## Work required
From the listing below, extract each line containing the string "Florida".

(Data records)

- - -

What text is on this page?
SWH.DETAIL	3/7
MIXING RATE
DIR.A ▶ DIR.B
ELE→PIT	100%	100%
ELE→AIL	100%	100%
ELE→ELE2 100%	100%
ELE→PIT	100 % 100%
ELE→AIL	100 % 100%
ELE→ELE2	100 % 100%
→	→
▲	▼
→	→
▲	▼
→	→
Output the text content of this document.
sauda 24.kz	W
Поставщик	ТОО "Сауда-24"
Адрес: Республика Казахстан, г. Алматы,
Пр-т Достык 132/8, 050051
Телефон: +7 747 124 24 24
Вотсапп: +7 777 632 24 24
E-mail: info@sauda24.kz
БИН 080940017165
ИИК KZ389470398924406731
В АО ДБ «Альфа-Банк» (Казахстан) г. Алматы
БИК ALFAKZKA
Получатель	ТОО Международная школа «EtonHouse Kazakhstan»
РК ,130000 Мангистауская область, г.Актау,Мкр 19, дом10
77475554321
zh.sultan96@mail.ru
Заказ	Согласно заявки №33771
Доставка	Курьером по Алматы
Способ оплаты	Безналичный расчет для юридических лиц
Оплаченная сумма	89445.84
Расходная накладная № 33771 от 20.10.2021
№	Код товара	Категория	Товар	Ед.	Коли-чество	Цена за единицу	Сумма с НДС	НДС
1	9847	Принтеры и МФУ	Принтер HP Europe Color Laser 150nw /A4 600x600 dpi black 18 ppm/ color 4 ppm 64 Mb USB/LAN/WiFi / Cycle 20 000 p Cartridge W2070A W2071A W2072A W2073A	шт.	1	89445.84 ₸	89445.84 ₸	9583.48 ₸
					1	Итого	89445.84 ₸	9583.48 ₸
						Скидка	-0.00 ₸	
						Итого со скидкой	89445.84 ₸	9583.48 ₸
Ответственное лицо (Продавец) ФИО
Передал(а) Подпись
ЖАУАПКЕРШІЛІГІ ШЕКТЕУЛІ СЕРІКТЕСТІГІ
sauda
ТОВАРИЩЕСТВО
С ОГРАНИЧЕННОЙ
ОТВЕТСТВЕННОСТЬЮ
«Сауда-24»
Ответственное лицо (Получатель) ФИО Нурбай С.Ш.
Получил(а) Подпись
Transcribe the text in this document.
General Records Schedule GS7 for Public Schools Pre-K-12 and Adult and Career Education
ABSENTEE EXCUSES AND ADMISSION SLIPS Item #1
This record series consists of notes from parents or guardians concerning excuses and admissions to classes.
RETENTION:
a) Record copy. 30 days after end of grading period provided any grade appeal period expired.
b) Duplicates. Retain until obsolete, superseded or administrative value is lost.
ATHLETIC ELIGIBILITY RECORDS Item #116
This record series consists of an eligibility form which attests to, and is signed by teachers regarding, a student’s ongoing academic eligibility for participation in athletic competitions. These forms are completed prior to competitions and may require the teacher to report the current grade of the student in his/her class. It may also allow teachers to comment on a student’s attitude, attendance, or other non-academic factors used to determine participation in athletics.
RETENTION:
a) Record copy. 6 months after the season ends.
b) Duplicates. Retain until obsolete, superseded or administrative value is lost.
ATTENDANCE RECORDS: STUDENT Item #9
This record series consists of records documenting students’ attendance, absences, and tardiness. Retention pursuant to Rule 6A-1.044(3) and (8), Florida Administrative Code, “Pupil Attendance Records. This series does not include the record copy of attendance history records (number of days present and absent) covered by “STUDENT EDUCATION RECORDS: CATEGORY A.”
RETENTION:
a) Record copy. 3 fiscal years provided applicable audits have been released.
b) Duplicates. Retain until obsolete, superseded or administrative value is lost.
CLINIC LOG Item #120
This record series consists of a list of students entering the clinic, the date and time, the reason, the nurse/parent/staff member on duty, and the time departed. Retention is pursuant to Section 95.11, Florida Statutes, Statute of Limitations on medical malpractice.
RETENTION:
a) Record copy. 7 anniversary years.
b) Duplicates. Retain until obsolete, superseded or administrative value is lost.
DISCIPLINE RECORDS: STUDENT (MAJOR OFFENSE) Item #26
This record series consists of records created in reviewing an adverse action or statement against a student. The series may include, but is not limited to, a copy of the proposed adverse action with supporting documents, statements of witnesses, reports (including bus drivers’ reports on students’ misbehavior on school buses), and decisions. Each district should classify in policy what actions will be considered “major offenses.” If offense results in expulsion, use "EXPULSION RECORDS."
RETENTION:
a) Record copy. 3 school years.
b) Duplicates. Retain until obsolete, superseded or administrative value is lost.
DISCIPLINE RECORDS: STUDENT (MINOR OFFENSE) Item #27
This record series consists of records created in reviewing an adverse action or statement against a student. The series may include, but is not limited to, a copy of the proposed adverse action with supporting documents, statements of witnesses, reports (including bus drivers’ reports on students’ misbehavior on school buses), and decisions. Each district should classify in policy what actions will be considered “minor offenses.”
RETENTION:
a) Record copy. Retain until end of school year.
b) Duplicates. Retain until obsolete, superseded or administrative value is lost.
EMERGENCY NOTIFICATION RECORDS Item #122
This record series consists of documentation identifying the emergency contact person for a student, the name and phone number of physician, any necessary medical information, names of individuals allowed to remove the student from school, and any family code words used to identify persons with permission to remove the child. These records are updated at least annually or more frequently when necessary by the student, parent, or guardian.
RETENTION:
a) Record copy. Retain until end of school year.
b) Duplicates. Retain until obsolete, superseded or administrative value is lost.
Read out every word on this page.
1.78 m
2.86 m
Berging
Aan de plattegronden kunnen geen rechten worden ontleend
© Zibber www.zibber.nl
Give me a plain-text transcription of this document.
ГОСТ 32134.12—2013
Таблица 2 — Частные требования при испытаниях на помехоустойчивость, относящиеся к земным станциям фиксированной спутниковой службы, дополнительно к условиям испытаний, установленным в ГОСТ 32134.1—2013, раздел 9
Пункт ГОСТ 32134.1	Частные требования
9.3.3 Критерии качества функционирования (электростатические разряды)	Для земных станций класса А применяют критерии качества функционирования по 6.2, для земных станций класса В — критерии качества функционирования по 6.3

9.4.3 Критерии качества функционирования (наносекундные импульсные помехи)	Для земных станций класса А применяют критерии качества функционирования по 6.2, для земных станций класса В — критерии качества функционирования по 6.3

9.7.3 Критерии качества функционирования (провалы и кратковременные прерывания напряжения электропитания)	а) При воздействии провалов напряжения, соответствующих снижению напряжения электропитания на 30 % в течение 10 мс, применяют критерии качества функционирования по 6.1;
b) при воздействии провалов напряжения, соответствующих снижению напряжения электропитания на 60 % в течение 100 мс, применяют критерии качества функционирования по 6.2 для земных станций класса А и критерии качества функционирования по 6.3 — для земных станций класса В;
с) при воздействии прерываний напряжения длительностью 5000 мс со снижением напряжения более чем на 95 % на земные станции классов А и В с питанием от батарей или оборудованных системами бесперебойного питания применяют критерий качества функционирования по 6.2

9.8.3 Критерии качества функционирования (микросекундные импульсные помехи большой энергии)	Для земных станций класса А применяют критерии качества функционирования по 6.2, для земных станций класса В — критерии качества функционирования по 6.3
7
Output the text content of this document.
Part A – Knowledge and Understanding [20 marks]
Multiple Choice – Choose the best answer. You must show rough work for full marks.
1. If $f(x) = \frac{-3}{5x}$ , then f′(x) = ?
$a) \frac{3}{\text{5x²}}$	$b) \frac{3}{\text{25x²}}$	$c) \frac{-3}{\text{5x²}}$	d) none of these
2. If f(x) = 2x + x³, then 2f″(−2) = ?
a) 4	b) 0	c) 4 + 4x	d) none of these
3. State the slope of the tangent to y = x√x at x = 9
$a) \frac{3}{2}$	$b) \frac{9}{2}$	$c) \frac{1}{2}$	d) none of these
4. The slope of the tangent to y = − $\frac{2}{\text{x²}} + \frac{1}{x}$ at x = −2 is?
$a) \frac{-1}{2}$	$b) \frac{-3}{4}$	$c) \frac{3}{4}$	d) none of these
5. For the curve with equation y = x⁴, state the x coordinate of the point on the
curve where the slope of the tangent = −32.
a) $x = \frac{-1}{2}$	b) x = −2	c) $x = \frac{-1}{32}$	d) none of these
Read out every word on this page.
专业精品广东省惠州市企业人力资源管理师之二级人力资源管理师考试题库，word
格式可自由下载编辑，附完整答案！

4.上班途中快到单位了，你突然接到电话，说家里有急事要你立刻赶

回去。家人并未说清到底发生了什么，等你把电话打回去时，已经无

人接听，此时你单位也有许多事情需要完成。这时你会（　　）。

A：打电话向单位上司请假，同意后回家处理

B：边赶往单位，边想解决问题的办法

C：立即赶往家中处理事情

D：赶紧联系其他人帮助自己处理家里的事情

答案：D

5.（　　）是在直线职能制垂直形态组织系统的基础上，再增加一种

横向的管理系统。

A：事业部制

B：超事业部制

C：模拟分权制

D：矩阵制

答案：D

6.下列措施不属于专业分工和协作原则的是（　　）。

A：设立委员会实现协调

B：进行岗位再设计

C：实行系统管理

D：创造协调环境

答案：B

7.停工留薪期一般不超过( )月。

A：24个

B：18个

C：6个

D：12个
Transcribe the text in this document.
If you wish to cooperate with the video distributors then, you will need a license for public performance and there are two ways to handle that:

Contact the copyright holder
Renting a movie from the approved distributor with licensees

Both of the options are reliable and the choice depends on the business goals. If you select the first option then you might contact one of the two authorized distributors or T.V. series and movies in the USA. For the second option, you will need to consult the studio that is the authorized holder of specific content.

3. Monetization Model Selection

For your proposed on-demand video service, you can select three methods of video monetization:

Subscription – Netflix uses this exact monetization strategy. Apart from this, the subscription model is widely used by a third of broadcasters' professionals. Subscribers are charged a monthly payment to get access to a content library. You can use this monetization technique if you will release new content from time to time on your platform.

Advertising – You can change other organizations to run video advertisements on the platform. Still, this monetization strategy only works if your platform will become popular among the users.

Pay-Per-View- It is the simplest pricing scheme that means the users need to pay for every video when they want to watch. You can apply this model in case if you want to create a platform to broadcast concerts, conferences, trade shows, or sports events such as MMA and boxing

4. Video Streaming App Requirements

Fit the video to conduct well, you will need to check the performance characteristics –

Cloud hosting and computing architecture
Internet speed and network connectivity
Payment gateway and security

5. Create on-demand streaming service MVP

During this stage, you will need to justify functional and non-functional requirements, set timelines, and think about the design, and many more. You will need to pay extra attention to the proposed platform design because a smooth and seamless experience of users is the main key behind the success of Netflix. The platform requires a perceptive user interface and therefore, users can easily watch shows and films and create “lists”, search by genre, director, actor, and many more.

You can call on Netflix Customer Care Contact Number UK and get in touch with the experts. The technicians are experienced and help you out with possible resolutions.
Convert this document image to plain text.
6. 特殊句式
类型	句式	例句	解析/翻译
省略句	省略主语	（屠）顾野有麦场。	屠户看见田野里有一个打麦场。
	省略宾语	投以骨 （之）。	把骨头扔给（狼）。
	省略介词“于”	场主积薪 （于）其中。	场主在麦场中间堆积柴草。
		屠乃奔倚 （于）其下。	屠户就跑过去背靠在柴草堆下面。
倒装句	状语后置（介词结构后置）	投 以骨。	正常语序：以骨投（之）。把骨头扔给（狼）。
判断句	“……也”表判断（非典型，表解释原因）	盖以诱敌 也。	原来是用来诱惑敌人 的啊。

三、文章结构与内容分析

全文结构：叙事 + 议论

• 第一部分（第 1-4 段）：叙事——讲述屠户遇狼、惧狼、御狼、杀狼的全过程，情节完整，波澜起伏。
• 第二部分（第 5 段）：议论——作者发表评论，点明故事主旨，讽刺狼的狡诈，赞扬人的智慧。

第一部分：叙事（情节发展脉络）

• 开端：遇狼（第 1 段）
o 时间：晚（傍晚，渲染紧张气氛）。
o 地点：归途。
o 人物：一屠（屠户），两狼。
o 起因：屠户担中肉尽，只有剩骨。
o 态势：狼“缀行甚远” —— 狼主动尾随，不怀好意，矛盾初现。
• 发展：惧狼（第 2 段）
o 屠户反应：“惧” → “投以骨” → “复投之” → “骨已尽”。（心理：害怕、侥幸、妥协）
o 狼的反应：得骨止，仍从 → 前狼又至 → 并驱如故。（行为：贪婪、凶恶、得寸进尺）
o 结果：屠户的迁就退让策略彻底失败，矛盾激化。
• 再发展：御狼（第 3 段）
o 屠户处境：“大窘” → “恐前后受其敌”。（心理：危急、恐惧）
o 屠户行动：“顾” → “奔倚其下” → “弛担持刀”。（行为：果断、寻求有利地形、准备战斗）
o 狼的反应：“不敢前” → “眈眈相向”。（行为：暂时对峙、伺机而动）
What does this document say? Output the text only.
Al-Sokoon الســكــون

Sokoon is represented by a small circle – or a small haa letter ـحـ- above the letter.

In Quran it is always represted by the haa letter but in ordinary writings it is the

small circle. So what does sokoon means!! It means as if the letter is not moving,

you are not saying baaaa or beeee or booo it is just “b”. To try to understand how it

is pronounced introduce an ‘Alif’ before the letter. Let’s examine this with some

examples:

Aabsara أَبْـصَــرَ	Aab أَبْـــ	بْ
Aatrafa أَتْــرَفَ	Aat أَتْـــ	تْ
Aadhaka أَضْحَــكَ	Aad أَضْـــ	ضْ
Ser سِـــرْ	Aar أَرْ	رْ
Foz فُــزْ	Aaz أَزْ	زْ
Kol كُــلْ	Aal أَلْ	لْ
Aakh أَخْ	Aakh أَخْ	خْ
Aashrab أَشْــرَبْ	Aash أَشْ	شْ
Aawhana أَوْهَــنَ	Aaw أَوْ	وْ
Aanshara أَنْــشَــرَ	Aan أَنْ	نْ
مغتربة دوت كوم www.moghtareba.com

- - -

## Output of the exercise
This record series consists of records documenting students’ attendance, absences, and tardiness. Retention pursuant to Rule 6A-1.044(3) and (8), Florida Administrative Code, “Pupil Attendance Records. This series does not include the record copy of attendance history records (number of days present and absent) covered by “STUDENT EDUCATION RECORDS: CATEGORY A.”
This record series consists of a list of students entering the clinic, the date and time, the reason, the nurse/parent/staff member on duty, and the time departed. Retention is pursuant to Section 95.11, Florida Statutes, Statute of Limitations on medical malpractice.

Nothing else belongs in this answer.